● SET PROBLEM
Look at the entries below and reproduce them exactly.

● SUPPLIED MATERIAL
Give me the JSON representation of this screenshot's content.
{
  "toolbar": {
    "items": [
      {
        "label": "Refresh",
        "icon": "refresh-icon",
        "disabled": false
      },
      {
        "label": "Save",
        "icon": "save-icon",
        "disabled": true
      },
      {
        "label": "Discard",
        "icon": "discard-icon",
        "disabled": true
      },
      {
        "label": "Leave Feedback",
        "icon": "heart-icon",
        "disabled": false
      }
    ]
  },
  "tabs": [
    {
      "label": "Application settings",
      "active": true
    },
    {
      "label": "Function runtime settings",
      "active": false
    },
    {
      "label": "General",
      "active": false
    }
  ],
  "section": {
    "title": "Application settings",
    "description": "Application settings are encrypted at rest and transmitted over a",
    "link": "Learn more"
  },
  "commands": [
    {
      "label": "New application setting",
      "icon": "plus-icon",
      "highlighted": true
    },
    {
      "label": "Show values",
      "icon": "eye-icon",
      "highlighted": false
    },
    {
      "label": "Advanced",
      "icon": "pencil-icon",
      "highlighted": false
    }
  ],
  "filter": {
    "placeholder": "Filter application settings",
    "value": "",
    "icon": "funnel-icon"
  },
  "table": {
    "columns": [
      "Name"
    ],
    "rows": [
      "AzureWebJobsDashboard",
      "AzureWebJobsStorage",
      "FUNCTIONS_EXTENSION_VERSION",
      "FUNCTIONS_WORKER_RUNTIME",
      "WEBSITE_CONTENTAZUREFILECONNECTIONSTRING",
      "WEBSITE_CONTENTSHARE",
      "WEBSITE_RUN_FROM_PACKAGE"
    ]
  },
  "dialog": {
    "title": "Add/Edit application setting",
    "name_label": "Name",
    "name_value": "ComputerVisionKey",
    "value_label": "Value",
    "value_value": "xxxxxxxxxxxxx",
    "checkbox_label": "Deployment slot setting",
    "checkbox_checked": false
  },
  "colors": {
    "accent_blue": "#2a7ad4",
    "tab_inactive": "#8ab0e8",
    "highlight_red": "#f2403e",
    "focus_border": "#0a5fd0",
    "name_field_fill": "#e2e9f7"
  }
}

● OUTPUT
Give me the JSON representation of this screenshot's content.
{
  "toolbar": {
    "items": [
      {
        "label": "Refresh",
        "icon": "refresh-icon",
        "disabled": false
      },
      {
        "label": "Save",
        "icon": "save-icon",
        "disabled": true
      },
      {
        "label": "Discard",
        "icon": "discard-icon",
        "disabled": true
      },
      {
        "label": "Leave Feedback",
        "icon": "heart-icon",
        "disabled": false
      }
    ]
  },
  "tabs": [
    {
      "label": "Application settings",
      "active": true
    },
    {
      "label": "Function runtime settings",
      "active": false
    },
    {
      "label": "General",
      "active": false
    }
  ],
  "section": {
    "title": "Application settings",
    "description": "Application settings are encrypted at rest and transmitted over a",
    "link": "Learn more"
  },
  "commands": [
    {
      "label": "New application setting",
      "icon": "plus-icon",
      "highlighted": true
    },
    {
      "label": "Show values",
      "icon": "eye-icon",
      "highlighted": false
    },
    {
      "label": "Advanced",
      "icon": "pencil-icon",
      "highlighted": false
    }
  ],
  "filter": {
    "placeholder": "Filter application settings",
    "value": "",
    "icon": "funnel-icon"
  },
  "table": {
    "columns": [
      "Name"
    ],
    "rows": [
      "AzureWebJobsDashboard",
      "AzureWebJobsStorage",
      "FUNCTIONS_EXTENSION_VERSION",
      "FUNCTIONS_WORKER_RUNTIME",
      "WEBSITE_CONTENTAZUREFILECONNECTIONSTRING",
      "WEBSITE_CONTENTSHARE",
      "WEBSITE_RUN_FROM_PACKAGE"
    ]
  },
  "dialog": {
    "title": "Add/Edit application setting",
    "name_label": "Name",
    "name_value": "ComputerVisionKey",
    "value_label": "Value",
    "value_value": "xxxxxxxxxxxxx",
    "checkbox_label": "Deployment slot setting",
    "checkbox_checked": false
  },
  "colors": {
    "accent_blue": "#2a7ad4",
    "tab_inactive": "#8ab0e8",
    "highlight_red": "#f2403e",
    "focus_border": "#0a5fd0",
    "name_field_fill": "#e2e9f7"
  }
}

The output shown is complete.